What you will do | Below is a block of data; give all of it again word for word.

Material provided |
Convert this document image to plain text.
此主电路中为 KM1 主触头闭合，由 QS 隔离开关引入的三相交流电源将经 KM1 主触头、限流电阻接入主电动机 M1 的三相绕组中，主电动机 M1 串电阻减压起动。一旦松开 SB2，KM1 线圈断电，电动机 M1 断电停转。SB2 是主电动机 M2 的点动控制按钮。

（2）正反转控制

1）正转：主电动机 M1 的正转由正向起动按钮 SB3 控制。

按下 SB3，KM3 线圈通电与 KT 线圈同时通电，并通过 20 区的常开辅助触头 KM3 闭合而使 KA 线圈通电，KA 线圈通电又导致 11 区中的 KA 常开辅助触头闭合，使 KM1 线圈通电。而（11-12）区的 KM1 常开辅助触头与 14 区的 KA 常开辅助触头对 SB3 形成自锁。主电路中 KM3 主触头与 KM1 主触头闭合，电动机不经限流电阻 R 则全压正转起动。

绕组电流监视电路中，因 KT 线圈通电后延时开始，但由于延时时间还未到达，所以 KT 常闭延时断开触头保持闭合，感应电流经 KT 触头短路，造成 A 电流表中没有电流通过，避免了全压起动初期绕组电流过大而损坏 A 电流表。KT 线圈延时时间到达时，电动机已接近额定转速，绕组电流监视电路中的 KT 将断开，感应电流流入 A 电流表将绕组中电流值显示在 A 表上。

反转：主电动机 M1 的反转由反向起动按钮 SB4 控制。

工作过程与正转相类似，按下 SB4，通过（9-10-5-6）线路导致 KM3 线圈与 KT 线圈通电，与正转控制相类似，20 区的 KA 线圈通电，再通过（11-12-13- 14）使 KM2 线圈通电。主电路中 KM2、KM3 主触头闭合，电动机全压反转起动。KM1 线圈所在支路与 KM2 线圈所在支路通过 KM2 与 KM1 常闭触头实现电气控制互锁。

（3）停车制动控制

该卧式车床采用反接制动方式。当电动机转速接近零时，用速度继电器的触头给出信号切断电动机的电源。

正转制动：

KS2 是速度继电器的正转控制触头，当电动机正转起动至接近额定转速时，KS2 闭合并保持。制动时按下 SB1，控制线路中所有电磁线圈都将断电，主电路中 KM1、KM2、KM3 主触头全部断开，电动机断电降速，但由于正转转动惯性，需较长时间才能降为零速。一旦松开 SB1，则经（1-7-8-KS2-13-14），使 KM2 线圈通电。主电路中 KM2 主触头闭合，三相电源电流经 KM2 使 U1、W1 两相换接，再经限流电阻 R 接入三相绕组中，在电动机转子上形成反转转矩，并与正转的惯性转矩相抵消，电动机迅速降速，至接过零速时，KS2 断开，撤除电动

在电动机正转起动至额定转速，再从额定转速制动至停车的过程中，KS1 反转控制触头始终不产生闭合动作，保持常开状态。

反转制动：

Final answer |
Convert this document image to plain text.
此主电路中为 KM1 主触头闭合，由 QS 隔离开关引入的三相交流电源将经 KM1 主触头、限流电阻接入主电动机 M1 的三相绕组中，主电动机 M1 串电阻减压起动。一旦松开 SB2，KM1 线圈断电，电动机 M1 断电停转。SB2 是主电动机 M2 的点动控制按钮。

（2）正反转控制

1）正转：主电动机 M1 的正转由正向起动按钮 SB3 控制。

按下 SB3，KM3 线圈通电与 KT 线圈同时通电，并通过 20 区的常开辅助触头 KM3 闭合而使 KA 线圈通电，KA 线圈通电又导致 11 区中的 KA 常开辅助触头闭合，使 KM1 线圈通电。而（11-12）区的 KM1 常开辅助触头与 14 区的 KA 常开辅助触头对 SB3 形成自锁。主电路中 KM3 主触头与 KM1 主触头闭合，电动机不经限流电阻 R 则全压正转起动。

绕组电流监视电路中，因 KT 线圈通电后延时开始，但由于延时时间还未到达，所以 KT 常闭延时断开触头保持闭合，感应电流经 KT 触头短路，造成 A 电流表中没有电流通过，避免了全压起动初期绕组电流过大而损坏 A 电流表。KT 线圈延时时间到达时，电动机已接近额定转速，绕组电流监视电路中的 KT 将断开，感应电流流入 A 电流表将绕组中电流值显示在 A 表上。

反转：主电动机 M1 的反转由反向起动按钮 SB4 控制。

工作过程与正转相类似，按下 SB4，通过（9-10-5-6）线路导致 KM3 线圈与 KT 线圈通电，与正转控制相类似，20 区的 KA 线圈通电，再通过（11-12-13- 14）使 KM2 线圈通电。主电路中 KM2、KM3 主触头闭合，电动机全压反转起动。KM1 线圈所在支路与 KM2 线圈所在支路通过 KM2 与 KM1 常闭触头实现电气控制互锁。

（3）停车制动控制

该卧式车床采用反接制动方式。当电动机转速接近零时，用速度继电器的触头给出信号切断电动机的电源。

正转制动：

KS2 是速度继电器的正转控制触头，当电动机正转起动至接近额定转速时，KS2 闭合并保持。制动时按下 SB1，控制线路中所有电磁线圈都将断电，主电路中 KM1、KM2、KM3 主触头全部断开，电动机断电降速，但由于正转转动惯性，需较长时间才能降为零速。一旦松开 SB1，则经（1-7-8-KS2-13-14），使 KM2 线圈通电。主电路中 KM2 主触头闭合，三相电源电流经 KM2 使 U1、W1 两相换接，再经限流电阻 R 接入三相绕组中，在电动机转子上形成反转转矩，并与正转的惯性转矩相抵消，电动机迅速降速，至接过零速时，KS2 断开，撤除电动

在电动机正转起动至额定转速，再从额定转速制动至停车的过程中，KS1 反转控制触头始终不产生闭合动作，保持常开状态。

反转制动：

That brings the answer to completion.